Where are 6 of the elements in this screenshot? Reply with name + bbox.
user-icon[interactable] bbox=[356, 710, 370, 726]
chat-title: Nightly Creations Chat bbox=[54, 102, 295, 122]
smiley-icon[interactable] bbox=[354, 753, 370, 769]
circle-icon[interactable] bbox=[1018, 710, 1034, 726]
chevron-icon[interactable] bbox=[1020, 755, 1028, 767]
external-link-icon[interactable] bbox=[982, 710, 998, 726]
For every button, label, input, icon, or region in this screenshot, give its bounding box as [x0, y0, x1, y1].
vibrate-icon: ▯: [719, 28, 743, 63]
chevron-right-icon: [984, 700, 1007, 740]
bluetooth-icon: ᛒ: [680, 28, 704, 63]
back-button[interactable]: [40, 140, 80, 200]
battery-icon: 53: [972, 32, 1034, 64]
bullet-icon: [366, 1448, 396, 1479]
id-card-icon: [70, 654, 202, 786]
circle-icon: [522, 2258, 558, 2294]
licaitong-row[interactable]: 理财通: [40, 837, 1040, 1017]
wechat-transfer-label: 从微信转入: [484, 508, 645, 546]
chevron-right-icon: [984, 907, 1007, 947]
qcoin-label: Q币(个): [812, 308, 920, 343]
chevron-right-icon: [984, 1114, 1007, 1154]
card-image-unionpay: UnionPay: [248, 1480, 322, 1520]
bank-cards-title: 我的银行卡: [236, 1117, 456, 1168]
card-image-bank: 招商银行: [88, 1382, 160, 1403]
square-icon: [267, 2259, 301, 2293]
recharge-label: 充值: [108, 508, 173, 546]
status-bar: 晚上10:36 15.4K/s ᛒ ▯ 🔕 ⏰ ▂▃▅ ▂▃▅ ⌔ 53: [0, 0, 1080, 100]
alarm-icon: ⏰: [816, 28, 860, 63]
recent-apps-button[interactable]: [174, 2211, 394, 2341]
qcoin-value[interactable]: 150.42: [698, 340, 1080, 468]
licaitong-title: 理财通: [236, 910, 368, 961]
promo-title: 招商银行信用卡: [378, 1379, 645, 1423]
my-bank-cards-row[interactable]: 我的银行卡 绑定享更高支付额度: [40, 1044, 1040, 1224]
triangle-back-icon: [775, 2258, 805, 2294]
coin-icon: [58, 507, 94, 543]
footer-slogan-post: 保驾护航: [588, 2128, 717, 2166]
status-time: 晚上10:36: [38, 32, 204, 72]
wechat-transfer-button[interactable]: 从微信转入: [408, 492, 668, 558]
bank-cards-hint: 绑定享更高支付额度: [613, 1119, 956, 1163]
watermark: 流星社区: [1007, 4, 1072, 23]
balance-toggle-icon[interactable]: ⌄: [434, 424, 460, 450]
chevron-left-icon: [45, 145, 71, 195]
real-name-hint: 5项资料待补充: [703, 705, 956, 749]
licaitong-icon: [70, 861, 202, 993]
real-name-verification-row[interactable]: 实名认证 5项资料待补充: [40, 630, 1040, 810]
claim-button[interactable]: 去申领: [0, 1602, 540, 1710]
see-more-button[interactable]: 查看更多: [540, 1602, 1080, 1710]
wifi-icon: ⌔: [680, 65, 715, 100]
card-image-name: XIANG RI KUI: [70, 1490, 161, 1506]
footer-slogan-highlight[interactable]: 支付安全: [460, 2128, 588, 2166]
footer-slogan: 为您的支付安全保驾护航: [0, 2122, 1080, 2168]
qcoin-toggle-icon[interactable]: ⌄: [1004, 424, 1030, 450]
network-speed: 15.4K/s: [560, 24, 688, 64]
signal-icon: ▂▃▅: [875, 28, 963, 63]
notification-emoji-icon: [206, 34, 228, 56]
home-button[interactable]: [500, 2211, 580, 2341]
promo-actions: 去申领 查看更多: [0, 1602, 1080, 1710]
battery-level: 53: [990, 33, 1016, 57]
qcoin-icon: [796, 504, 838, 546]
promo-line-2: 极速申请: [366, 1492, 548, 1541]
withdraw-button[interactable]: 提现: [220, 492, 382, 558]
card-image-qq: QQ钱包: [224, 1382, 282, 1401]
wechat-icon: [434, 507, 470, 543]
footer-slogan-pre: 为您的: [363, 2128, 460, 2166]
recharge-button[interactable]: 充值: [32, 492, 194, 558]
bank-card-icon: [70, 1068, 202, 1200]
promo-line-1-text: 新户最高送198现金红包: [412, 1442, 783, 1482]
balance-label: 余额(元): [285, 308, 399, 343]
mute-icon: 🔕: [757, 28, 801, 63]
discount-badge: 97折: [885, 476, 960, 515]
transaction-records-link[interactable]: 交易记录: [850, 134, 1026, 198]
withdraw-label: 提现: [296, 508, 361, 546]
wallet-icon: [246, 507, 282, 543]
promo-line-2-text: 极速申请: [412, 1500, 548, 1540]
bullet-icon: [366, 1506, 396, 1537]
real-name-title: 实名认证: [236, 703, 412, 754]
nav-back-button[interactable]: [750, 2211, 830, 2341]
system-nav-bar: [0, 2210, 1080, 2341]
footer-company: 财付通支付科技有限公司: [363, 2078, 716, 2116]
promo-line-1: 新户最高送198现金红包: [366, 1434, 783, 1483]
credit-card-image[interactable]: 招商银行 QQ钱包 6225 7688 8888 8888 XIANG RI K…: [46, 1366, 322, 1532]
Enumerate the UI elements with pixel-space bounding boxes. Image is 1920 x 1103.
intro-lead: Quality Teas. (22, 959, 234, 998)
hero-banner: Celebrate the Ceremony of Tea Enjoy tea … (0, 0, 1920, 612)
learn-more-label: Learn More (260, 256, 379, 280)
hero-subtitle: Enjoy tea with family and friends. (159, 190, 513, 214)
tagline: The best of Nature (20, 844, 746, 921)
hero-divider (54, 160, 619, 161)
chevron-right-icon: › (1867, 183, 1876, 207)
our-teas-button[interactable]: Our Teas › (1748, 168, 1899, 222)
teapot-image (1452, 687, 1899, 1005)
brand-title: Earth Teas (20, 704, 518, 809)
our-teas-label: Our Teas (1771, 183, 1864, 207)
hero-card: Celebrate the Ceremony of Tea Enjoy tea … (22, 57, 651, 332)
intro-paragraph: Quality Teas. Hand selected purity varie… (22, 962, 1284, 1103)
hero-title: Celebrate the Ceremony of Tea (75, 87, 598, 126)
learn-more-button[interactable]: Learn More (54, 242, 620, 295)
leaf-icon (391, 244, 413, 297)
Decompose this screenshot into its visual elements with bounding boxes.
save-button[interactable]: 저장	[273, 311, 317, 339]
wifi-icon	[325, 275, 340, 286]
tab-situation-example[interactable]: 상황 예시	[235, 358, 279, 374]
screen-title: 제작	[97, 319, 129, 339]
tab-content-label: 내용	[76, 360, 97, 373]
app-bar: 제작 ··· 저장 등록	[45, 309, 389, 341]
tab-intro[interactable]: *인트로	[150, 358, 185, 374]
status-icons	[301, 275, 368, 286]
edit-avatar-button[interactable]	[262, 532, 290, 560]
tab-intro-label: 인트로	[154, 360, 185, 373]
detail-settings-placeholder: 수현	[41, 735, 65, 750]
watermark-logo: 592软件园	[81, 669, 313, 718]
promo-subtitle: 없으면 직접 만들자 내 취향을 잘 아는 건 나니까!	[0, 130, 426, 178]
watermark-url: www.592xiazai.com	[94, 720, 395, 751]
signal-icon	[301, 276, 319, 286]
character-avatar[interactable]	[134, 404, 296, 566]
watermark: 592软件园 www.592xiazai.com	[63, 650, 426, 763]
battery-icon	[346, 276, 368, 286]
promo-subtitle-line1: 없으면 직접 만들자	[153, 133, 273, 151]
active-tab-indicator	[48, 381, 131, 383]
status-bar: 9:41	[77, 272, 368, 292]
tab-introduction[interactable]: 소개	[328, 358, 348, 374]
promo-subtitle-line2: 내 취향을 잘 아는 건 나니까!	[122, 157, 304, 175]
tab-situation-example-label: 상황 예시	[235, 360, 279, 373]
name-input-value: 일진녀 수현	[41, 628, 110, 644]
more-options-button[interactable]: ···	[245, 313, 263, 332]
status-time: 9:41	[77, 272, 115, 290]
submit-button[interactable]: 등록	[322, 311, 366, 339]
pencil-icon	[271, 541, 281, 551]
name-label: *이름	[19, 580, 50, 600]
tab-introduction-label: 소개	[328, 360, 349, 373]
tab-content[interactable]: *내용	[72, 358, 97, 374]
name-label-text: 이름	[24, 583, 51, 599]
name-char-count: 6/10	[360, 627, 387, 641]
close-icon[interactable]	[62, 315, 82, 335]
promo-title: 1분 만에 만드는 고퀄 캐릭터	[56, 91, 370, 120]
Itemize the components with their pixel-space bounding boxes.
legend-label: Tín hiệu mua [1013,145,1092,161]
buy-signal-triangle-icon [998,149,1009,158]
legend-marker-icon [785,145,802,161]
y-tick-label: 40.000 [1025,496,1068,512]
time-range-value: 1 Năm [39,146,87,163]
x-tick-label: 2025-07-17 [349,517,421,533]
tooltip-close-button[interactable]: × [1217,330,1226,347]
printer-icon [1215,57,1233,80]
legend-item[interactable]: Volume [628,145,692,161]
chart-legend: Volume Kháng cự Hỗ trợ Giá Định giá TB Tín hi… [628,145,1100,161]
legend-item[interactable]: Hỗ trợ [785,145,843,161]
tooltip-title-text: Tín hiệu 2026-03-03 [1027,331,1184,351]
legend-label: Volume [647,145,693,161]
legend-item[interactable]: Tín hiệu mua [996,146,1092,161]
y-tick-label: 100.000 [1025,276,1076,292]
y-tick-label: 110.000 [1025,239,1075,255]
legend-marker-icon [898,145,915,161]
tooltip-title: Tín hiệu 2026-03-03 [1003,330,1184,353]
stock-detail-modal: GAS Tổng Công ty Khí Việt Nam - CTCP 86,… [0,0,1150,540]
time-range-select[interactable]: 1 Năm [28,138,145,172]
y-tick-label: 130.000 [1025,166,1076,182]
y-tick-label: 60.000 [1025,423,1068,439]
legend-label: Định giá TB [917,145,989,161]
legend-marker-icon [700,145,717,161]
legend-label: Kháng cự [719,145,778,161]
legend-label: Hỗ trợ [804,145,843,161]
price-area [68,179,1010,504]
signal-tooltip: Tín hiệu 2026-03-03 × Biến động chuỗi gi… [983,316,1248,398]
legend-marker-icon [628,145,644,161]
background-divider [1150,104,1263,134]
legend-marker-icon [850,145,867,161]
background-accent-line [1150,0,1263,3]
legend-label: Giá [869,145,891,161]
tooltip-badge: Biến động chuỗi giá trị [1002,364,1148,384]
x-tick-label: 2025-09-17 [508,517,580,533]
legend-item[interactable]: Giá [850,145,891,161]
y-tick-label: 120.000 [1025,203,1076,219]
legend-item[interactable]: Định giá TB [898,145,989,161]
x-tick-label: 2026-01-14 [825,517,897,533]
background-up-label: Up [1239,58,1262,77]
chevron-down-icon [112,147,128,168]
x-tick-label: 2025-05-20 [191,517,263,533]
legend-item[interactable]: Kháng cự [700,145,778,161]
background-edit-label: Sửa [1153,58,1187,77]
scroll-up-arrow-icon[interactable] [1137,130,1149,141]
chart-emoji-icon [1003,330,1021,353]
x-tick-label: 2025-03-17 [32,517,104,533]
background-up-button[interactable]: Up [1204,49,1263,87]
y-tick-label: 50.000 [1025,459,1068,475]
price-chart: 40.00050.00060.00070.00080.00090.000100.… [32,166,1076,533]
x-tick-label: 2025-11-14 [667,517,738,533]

+++

Copy the rows word for word, starting at the first one and ending with the line that contains "promo-title: 招商银行信用卡: [378, 1379, 645, 1423]", including that line.

Where are 6 of the elements in this screenshot? Reply with name + bbox.
user-icon[interactable] bbox=[356, 710, 370, 726]
chat-title: Nightly Creations Chat bbox=[54, 102, 295, 122]
smiley-icon[interactable] bbox=[354, 753, 370, 769]
circle-icon[interactable] bbox=[1018, 710, 1034, 726]
chevron-icon[interactable] bbox=[1020, 755, 1028, 767]
external-link-icon[interactable] bbox=[982, 710, 998, 726]
For every button, label, input, icon, or region in this screenshot, give its bounding box as [x0, y0, x1, y1].
vibrate-icon: ▯: [719, 28, 743, 63]
chevron-right-icon: [984, 700, 1007, 740]
bluetooth-icon: ᛒ: [680, 28, 704, 63]
back-button[interactable]: [40, 140, 80, 200]
battery-icon: 53: [972, 32, 1034, 64]
bullet-icon: [366, 1448, 396, 1479]
id-card-icon: [70, 654, 202, 786]
circle-icon: [522, 2258, 558, 2294]
licaitong-row[interactable]: 理财通: [40, 837, 1040, 1017]
wechat-transfer-label: 从微信转入: [484, 508, 645, 546]
chevron-right-icon: [984, 907, 1007, 947]
qcoin-label: Q币(个): [812, 308, 920, 343]
chevron-right-icon: [984, 1114, 1007, 1154]
card-image-unionpay: UnionPay: [248, 1480, 322, 1520]
bank-cards-title: 我的银行卡: [236, 1117, 456, 1168]
card-image-bank: 招商银行: [88, 1382, 160, 1403]
square-icon: [267, 2259, 301, 2293]
recharge-label: 充值: [108, 508, 173, 546]
status-bar: 晚上10:36 15.4K/s ᛒ ▯ 🔕 ⏰ ▂▃▅ ▂▃▅ ⌔ 53: [0, 0, 1080, 100]
alarm-icon: ⏰: [816, 28, 860, 63]
recent-apps-button[interactable]: [174, 2211, 394, 2341]
qcoin-value[interactable]: 150.42: [698, 340, 1080, 468]
licaitong-title: 理财通: [236, 910, 368, 961]
promo-title: 招商银行信用卡: [378, 1379, 645, 1423]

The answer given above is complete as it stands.